Exercise prompt – Images do not belong in the copy. Retype all the entries below exactly.
====================
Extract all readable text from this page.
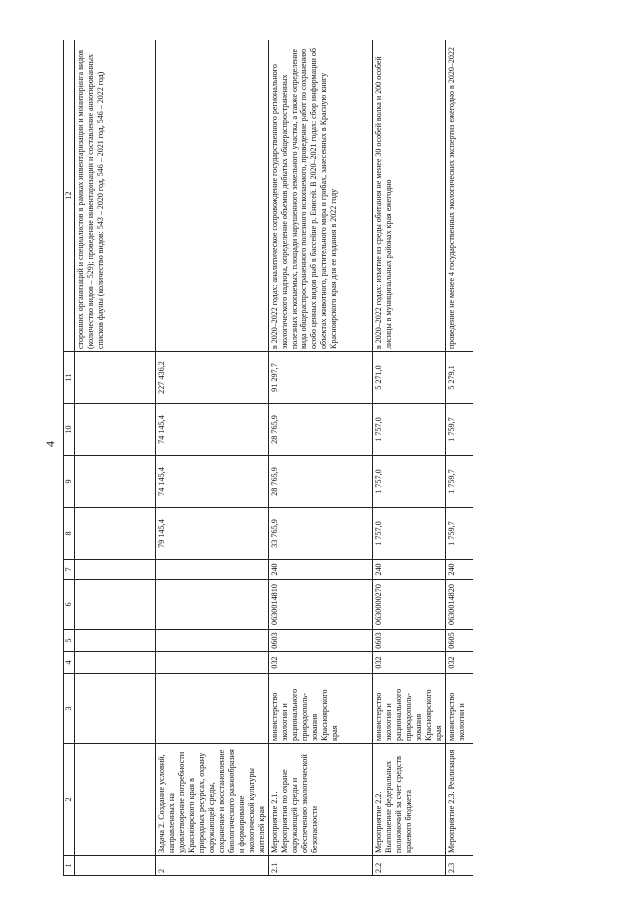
4
1	2	3	4	5	6	7	8	9	10	11	12
											сторонних организаций и специалистов в рамках инвентаризации и мониторинга видов (количество видов – 529); проведение инвентаризации и составление аннотированных списков фауны (количество видов: 543 – 2020 год, 546 – 2021 год, 546 – 2022 год)
2	Задача 2. Создание условий, направленных на удовлетворение потребности Красноярского края в природных ресурсах, охрану окружающей среды, сохранение и восстановление биологического разнообразия и формирование экологической культуры жителей края						79 145,4	74 145,4	74 145,4	227 436,2	
2.1	Мероприятие 2.1. Мероприятия по охране окружающей среды и обеспечению экологической безопасности	министерство экологии и рационального природополь-зования Красноярского края	032	0603	0630014810	240	33 765,9	28 765,9	28 765,9	91 297,7	в 2020–2022 годах: аналитическое сопровождение государственного регионального экологического надзора, определение объемов добытых общераспространенных полезных ископаемых, площади нарушенного земельного участка, а также определение вида общераспространенного полезного ископаемого, проведение работ по сохранению особо ценных видов рыб в бассейне р. Енисей. В 2020–2021 годах: сбор информации об объектах животного, растительного мира и грибах, занесенных в Красную книгу Красноярского края для ее издания в 2022 году
2.2	Мероприятие 2.2. Выполнение федеральных полномочий за счет средств краевого бюджета	министерство экологии и рационального природополь-зования Красноярского края	032	0603	0630000270	240	1 757,0	1 757,0	1 757,0	5 271,0	в 2020–2022 годах: изъятие из среды обитания не менее 30 особей волка и 200 особей лисицы в муниципальных районах края ежегодно
2.3	Мероприятие 2.3. Реализация	министерство экологии и	032	0605	0630014820	240	1 759,7	1 759,7	1 759,7	5 279,1	проведение не менее 4 государственных экологических экспертиз ежегодно в 2020–2022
====================
Exercise output –
Extract all readable text from this page.
4
1	2	3	4	5	6	7	8	9	10	11	12
											сторонних организаций и специалистов в рамках инвентаризации и мониторинга видов (количество видов – 529); проведение инвентаризации и составление аннотированных списков фауны (количество видов: 543 – 2020 год, 546 – 2021 год, 546 – 2022 год)
2	Задача 2. Создание условий, направленных на удовлетворение потребности Красноярского края в природных ресурсах, охрану окружающей среды, сохранение и восстановление биологического разнообразия и формирование экологической культуры жителей края						79 145,4	74 145,4	74 145,4	227 436,2	
2.1	Мероприятие 2.1. Мероприятия по охране окружающей среды и обеспечению экологической безопасности	министерство экологии и рационального природополь-зования Красноярского края	032	0603	0630014810	240	33 765,9	28 765,9	28 765,9	91 297,7	в 2020–2022 годах: аналитическое сопровождение государственного регионального экологического надзора, определение объемов добытых общераспространенных полезных ископаемых, площади нарушенного земельного участка, а также определение вида общераспространенного полезного ископаемого, проведение работ по сохранению особо ценных видов рыб в бассейне р. Енисей. В 2020–2021 годах: сбор информации об объектах животного, растительного мира и грибах, занесенных в Красную книгу Красноярского края для ее издания в 2022 году
2.2	Мероприятие 2.2. Выполнение федеральных полномочий за счет средств краевого бюджета	министерство экологии и рационального природополь-зования Красноярского края	032	0603	0630000270	240	1 757,0	1 757,0	1 757,0	5 271,0	в 2020–2022 годах: изъятие из среды обитания не менее 30 особей волка и 200 особей лисицы в муниципальных районах края ежегодно
2.3	Мероприятие 2.3. Реализация	министерство экологии и	032	0605	0630014820	240	1 759,7	1 759,7	1 759,7	5 279,1	проведение не менее 4 государственных экологических экспертиз ежегодно в 2020–2022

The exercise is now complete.